→ Exercise goal
Carry none of the pictures over; set down the material below exactly.

→ Rows
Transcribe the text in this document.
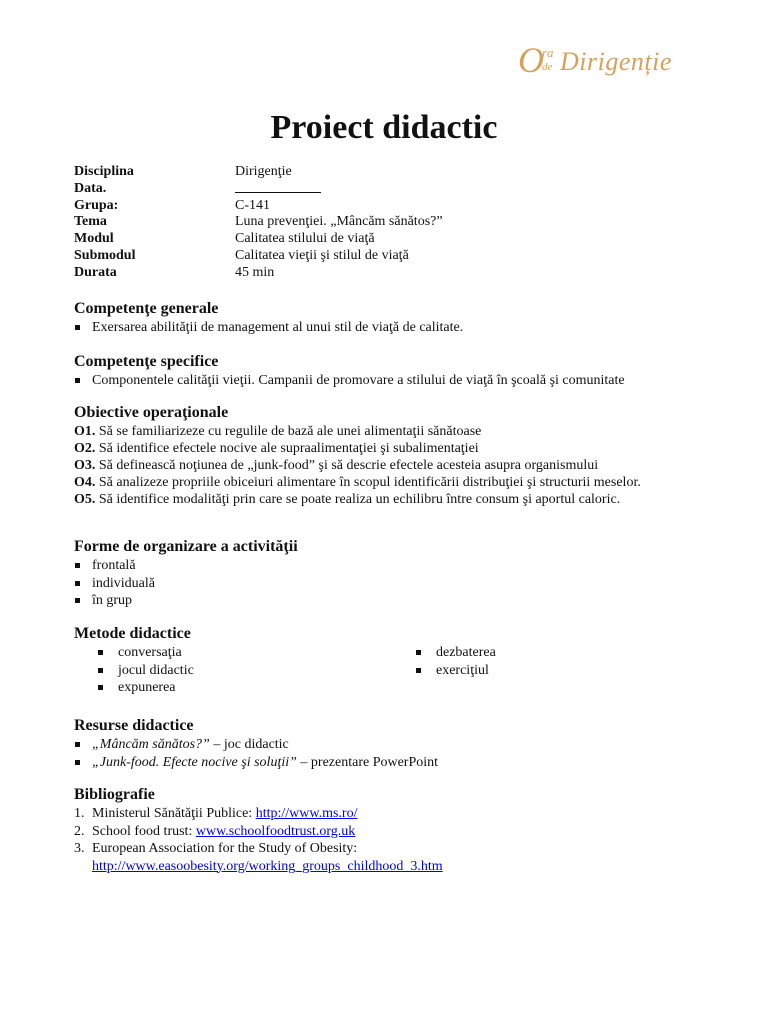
O
ra
de Dirigenție
Proiect didactic
Disciplina	Dirigenţie
Data.
Grupa:	C-141
Tema	Luna prevenţiei. „Mâncăm sănătos?”
Modul	Calitatea stilului de viaţă
Submodul	Calitatea vieţii şi stilul de viaţă
Durata	45 min
Competenţe generale
Exersarea abilităţii de management al unui stil de viaţă de calitate.
Competenţe specifice
Componentele calităţii vieţii. Campanii de promovare a stilului de viaţă în şcoală şi comunitate
Obiective operaţionale

O1. Să se familiarizeze cu regulile de bază ale unei alimentaţii sănătoase

O2. Să identifice efectele nocive ale supraalimentaţiei şi subalimentaţiei

O3. Să definească noţiunea de „junk-food” şi să descrie efectele acesteia asupra organismului

O4. Să analizeze propriile obiceiuri alimentare în scopul identificării distribuţiei şi structurii meselor.

O5. Să identifice modalităţi prin care se poate realiza un echilibru între consum şi aportul caloric.

Forme de organizare a activităţii
frontală
individuală
în grup
Metode didactice
conversaţia
jocul didactic
expunerea
dezbaterea
exerciţiul
Resurse didactice
„Mâncăm sănătos?” – joc didactic
„Junk-food. Efecte nocive şi soluţii” – prezentare PowerPoint
Bibliografie
1. Ministerul Sănătăţii Publice: http://www.ms.ro/
2. School food trust: www.schoolfoodtrust.org.uk
3. European Association for the Study of Obesity:
http://www.easoobesity.org/working_groups_childhood_3.htm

→ Task solution
Transcribe the text in this document.
O
ra
de Dirigenție
Proiect didactic
Disciplina	Dirigenţie
Data.
Grupa:	C-141
Tema	Luna prevenţiei. „Mâncăm sănătos?”
Modul	Calitatea stilului de viaţă
Submodul	Calitatea vieţii şi stilul de viaţă
Durata	45 min
Competenţe generale
Exersarea abilităţii de management al unui stil de viaţă de calitate.
Competenţe specifice
Componentele calităţii vieţii. Campanii de promovare a stilului de viaţă în şcoală şi comunitate
Obiective operaţionale

O1. Să se familiarizeze cu regulile de bază ale unei alimentaţii sănătoase

O2. Să identifice efectele nocive ale supraalimentaţiei şi subalimentaţiei

O3. Să definească noţiunea de „junk-food” şi să descrie efectele acesteia asupra organismului

O4. Să analizeze propriile obiceiuri alimentare în scopul identificării distribuţiei şi structurii meselor.

O5. Să identifice modalităţi prin care se poate realiza un echilibru între consum şi aportul caloric.

Forme de organizare a activităţii
frontală
individuală
în grup
Metode didactice
conversaţia
jocul didactic
expunerea
dezbaterea
exerciţiul
Resurse didactice
„Mâncăm sănătos?” – joc didactic
„Junk-food. Efecte nocive şi soluţii” – prezentare PowerPoint
Bibliografie
1. Ministerul Sănătăţii Publice: http://www.ms.ro/
2. School food trust: www.schoolfoodtrust.org.uk
3. European Association for the Study of Obesity:
http://www.easoobesity.org/working_groups_childhood_3.htm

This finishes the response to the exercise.